-- Stated goal A --
Copy out the entries below verbatim, everything from the line containing "I need the location" down to the line containing "question-1-option-b[interactable]: B．蚯蚓 xyxy=(323,412,394,434)", both of those lines included.

○ ○ ○ ○

Re: Random writes' bandwidth evolves differently for different disk's portion

Elhamer Oussama AbdelKHalek <abdelkhalekdev@xxxxxxxxx> · Fri, 21 Jul 2017 01:59:50 +0200

I really appreciate your clarification, but i don't see how i am
operating on a smaller range by setting only the size=X%! (shouldn't i
need to set the offset too in order to limit the range ?), My
understanding is that the size defines the amount of data that needs
to be written/red/trimmed in the whole disk's LBA range! so basically
a Job on a 10% size on a full disk should give the same performance as
on 100%!

And yes you were right, a blkdiscard after each iteration did solve the issue.
Best.

On Thu, Jul 20, 2017 at 11:39 PM, Sitsofe Wheeler <sitsofe@xxxxxxxxx> wrote:
> Hi,
>
> On 20 July 2017 at 09:26, Elhamer Oussama AbdelKHalek
> <abdelkhalekdev@xxxxxxxxx> wrote:
>>
>> I've tried to measure the evolution of the bandwidth in an NVMe disk
>> when i write only a portion of the disk, so i wrote a simple script
>> that basically do that:
>>
>> For write portion in {10,20...,100} %
>> |- Write the entire disk with 1s;
>> |- Write a portion% of the disk randomly using 128k bs; #using fio
>> |- Log the bandwidth each 50s
>> End for
>> My fio file looks like this:
>>
>> [global]
>> ioengine=libaio
>> iodepth=256
>> size=X%
>> direct=1
>> do_verify=0
>> continue_on_error=all
>> filename=/dev/nvme0n1
>> randseed=1
>> [write-job]
>> rw=randwrite
>> bs=128k
>> Logically the bandwidth should start from the best bandwidth (for 128k
>> block size), which is around 1.3 GiB/s for my NVMe, then gets down
>> till the written portion is met.

○ ○ ○ ○

-- Stated goal B --
In the thread about random-write bandwidth, what step did the poster say solved the issue?

-- Input data --
○ ○ ○ ○

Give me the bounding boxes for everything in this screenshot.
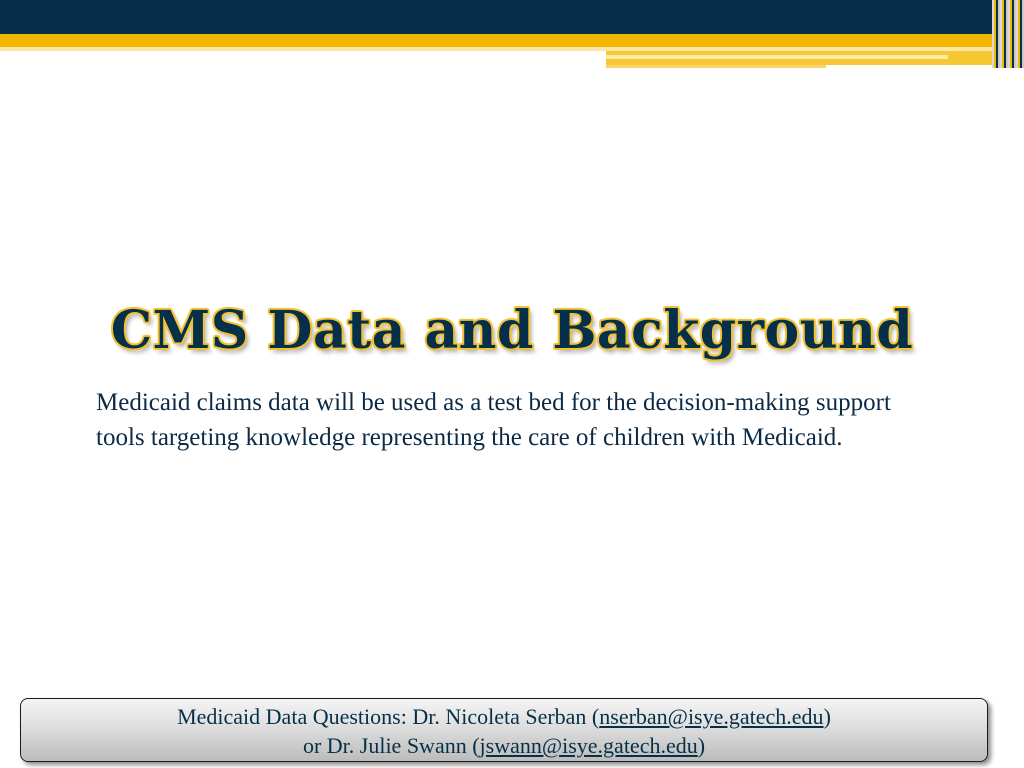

○ ○ ○ ○

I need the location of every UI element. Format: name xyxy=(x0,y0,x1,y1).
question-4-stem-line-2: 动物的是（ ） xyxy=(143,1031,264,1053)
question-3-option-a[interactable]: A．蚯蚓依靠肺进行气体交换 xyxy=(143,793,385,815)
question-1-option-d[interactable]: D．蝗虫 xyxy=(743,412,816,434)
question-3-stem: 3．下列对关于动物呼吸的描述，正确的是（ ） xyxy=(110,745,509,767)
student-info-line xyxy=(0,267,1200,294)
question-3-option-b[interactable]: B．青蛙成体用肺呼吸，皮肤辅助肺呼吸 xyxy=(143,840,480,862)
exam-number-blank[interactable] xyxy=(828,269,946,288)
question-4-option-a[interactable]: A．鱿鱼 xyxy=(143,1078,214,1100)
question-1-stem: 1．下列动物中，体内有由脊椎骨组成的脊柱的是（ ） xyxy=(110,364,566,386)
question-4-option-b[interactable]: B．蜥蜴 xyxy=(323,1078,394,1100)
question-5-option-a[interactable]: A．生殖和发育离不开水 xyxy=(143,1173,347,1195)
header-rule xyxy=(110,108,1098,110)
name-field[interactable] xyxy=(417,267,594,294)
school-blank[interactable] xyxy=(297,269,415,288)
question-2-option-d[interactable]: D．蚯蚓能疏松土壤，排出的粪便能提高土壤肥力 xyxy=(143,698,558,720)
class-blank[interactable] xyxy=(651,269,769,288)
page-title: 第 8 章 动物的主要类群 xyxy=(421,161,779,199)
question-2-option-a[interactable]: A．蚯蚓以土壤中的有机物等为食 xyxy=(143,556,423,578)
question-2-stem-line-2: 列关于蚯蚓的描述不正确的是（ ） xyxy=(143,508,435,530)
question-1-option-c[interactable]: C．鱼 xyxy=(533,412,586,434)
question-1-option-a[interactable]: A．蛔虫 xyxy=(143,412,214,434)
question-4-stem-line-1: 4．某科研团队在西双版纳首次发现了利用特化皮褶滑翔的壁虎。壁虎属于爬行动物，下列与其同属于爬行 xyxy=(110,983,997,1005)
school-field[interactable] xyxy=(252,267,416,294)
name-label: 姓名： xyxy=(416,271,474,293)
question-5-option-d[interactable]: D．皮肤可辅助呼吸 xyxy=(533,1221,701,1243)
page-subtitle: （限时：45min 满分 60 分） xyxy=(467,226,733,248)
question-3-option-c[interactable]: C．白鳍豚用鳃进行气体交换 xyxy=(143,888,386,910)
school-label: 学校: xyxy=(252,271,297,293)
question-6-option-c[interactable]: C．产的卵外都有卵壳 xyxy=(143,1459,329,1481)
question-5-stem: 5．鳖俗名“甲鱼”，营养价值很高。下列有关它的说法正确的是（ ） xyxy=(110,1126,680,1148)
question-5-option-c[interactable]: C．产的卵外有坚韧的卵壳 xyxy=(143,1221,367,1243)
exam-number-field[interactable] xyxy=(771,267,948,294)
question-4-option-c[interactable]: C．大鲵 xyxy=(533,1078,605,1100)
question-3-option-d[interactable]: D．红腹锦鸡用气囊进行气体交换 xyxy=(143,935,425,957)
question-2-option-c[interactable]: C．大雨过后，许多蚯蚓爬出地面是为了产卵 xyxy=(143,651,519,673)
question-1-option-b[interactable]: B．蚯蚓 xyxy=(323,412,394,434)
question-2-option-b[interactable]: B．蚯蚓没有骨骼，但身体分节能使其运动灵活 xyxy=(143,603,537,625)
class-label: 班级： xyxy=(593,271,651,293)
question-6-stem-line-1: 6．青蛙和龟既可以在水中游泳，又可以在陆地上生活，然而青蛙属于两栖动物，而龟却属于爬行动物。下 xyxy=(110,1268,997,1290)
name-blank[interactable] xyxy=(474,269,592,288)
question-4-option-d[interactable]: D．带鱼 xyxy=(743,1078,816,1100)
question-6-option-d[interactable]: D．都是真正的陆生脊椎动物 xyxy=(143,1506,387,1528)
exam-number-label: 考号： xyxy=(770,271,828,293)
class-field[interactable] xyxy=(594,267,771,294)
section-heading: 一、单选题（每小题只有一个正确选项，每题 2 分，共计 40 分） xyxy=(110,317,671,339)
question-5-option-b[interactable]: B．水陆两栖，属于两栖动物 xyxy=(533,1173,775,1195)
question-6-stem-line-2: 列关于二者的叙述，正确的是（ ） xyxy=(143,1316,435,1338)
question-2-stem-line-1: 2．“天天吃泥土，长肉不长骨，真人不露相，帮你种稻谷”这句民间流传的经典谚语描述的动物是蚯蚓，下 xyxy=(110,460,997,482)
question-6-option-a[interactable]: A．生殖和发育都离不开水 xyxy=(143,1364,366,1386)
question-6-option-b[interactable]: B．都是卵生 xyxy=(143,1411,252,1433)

○ ○ ○ ○

-- Expected answer A --
I need the location of every UI element. Format: name xyxy=(x0,y0,x1,y1).
question-4-stem-line-2: 动物的是（ ） xyxy=(143,1031,264,1053)
question-3-option-a[interactable]: A．蚯蚓依靠肺进行气体交换 xyxy=(143,793,385,815)
question-1-option-d[interactable]: D．蝗虫 xyxy=(743,412,816,434)
question-3-stem: 3．下列对关于动物呼吸的描述，正确的是（ ） xyxy=(110,745,509,767)
student-info-line xyxy=(0,267,1200,294)
question-3-option-b[interactable]: B．青蛙成体用肺呼吸，皮肤辅助肺呼吸 xyxy=(143,840,480,862)
exam-number-blank[interactable] xyxy=(828,269,946,288)
question-4-option-a[interactable]: A．鱿鱼 xyxy=(143,1078,214,1100)
question-1-stem: 1．下列动物中，体内有由脊椎骨组成的脊柱的是（ ） xyxy=(110,364,566,386)
question-4-option-b[interactable]: B．蜥蜴 xyxy=(323,1078,394,1100)
question-5-option-a[interactable]: A．生殖和发育离不开水 xyxy=(143,1173,347,1195)
header-rule xyxy=(110,108,1098,110)
name-field[interactable] xyxy=(417,267,594,294)
school-blank[interactable] xyxy=(297,269,415,288)
question-2-option-d[interactable]: D．蚯蚓能疏松土壤，排出的粪便能提高土壤肥力 xyxy=(143,698,558,720)
class-blank[interactable] xyxy=(651,269,769,288)
page-title: 第 8 章 动物的主要类群 xyxy=(421,161,779,199)
question-2-option-a[interactable]: A．蚯蚓以土壤中的有机物等为食 xyxy=(143,556,423,578)
question-2-stem-line-2: 列关于蚯蚓的描述不正确的是（ ） xyxy=(143,508,435,530)
question-1-option-c[interactable]: C．鱼 xyxy=(533,412,586,434)
question-1-option-a[interactable]: A．蛔虫 xyxy=(143,412,214,434)
question-4-stem-line-1: 4．某科研团队在西双版纳首次发现了利用特化皮褶滑翔的壁虎。壁虎属于爬行动物，下列与其同属于爬行 xyxy=(110,983,997,1005)
school-field[interactable] xyxy=(252,267,416,294)
name-label: 姓名： xyxy=(416,271,474,293)
question-5-option-d[interactable]: D．皮肤可辅助呼吸 xyxy=(533,1221,701,1243)
page-subtitle: （限时：45min 满分 60 分） xyxy=(467,226,733,248)
question-3-option-c[interactable]: C．白鳍豚用鳃进行气体交换 xyxy=(143,888,386,910)
school-label: 学校: xyxy=(252,271,297,293)
question-6-option-c[interactable]: C．产的卵外都有卵壳 xyxy=(143,1459,329,1481)
question-5-stem: 5．鳖俗名“甲鱼”，营养价值很高。下列有关它的说法正确的是（ ） xyxy=(110,1126,680,1148)
question-5-option-c[interactable]: C．产的卵外有坚韧的卵壳 xyxy=(143,1221,367,1243)
exam-number-field[interactable] xyxy=(771,267,948,294)
question-4-option-c[interactable]: C．大鲵 xyxy=(533,1078,605,1100)
question-3-option-d[interactable]: D．红腹锦鸡用气囊进行气体交换 xyxy=(143,935,425,957)
question-2-option-c[interactable]: C．大雨过后，许多蚯蚓爬出地面是为了产卵 xyxy=(143,651,519,673)
question-1-option-b[interactable]: B．蚯蚓 xyxy=(323,412,394,434)

-- Expected answer B --
Running a blkdiscard after each iteration.